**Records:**
####
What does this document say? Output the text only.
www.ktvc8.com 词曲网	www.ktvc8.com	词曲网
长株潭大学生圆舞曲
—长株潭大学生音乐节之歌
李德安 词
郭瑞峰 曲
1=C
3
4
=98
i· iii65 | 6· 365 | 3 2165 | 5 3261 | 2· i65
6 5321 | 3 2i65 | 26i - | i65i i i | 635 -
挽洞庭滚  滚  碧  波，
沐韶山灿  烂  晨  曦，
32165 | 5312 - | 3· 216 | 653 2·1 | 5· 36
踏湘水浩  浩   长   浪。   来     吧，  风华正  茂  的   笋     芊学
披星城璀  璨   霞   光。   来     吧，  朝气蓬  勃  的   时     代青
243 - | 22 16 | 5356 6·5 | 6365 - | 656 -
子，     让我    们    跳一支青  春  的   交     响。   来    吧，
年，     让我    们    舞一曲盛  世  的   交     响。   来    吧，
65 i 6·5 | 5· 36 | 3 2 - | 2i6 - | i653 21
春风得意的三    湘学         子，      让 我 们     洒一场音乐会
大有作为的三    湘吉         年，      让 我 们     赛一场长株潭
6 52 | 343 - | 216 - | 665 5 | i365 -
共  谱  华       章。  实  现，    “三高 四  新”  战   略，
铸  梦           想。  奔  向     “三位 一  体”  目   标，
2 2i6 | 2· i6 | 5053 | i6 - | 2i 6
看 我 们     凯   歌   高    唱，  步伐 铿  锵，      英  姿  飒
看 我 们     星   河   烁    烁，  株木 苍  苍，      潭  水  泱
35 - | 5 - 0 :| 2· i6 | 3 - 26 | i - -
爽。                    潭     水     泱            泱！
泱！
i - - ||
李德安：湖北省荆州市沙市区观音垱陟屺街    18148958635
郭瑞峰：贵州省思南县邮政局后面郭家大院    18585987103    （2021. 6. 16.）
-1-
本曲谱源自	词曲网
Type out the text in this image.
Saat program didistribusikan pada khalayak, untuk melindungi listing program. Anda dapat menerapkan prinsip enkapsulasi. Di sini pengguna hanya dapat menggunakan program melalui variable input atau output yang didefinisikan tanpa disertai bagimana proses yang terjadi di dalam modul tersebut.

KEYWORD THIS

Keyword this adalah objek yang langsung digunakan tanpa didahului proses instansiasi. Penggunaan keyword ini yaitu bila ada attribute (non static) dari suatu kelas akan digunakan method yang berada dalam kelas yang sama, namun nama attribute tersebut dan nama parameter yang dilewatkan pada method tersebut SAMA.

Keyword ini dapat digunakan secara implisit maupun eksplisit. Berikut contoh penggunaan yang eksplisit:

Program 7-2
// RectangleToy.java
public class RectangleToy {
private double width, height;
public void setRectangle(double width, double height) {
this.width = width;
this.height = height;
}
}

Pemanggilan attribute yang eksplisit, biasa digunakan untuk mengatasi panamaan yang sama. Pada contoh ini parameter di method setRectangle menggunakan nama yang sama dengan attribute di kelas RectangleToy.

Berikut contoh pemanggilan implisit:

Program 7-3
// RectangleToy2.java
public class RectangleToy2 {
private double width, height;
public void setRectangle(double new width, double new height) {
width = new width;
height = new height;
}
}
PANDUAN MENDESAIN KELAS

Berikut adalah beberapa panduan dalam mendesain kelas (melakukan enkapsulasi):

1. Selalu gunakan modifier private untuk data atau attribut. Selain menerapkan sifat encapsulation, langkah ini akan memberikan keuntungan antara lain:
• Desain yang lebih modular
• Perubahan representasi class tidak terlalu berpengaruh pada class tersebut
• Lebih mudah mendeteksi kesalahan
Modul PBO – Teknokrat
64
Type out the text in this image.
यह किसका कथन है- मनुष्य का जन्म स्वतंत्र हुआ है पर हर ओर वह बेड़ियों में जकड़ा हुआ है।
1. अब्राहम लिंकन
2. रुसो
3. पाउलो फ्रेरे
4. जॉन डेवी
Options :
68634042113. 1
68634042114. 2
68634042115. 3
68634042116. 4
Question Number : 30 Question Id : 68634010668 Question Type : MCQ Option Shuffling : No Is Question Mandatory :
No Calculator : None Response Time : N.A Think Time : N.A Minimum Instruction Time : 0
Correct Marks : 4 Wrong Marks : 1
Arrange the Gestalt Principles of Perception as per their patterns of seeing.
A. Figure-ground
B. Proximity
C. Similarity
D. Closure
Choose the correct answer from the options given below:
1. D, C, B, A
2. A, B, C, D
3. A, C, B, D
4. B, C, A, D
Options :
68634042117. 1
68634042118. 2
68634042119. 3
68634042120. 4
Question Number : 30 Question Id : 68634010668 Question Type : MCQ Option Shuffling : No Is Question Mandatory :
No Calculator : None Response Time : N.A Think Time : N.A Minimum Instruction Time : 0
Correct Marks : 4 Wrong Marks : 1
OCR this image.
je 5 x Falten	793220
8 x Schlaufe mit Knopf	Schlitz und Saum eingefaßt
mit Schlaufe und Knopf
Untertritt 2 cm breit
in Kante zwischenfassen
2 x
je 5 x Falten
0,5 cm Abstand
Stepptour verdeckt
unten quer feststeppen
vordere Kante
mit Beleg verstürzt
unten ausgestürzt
####
**BRIEF:** Write out each line of the data that holds the string "digunakan".

**FULL ANSWER:**
Keyword this adalah objek yang langsung digunakan tanpa didahului proses instansiasi. Penggunaan keyword ini yaitu bila ada attribute (non static) dari suatu kelas akan digunakan method yang berada dalam kelas yang sama, namun nama attribute tersebut dan nama parameter yang dilewatkan pada method tersebut SAMA.
Keyword ini dapat digunakan secara implisit maupun eksplisit. Berikut contoh penggunaan yang eksplisit:
Pemanggilan attribute yang eksplisit, biasa digunakan untuk mengatasi panamaan yang sama. Pada contoh ini parameter di method setRectangle menggunakan nama yang sama dengan attribute di kelas RectangleToy.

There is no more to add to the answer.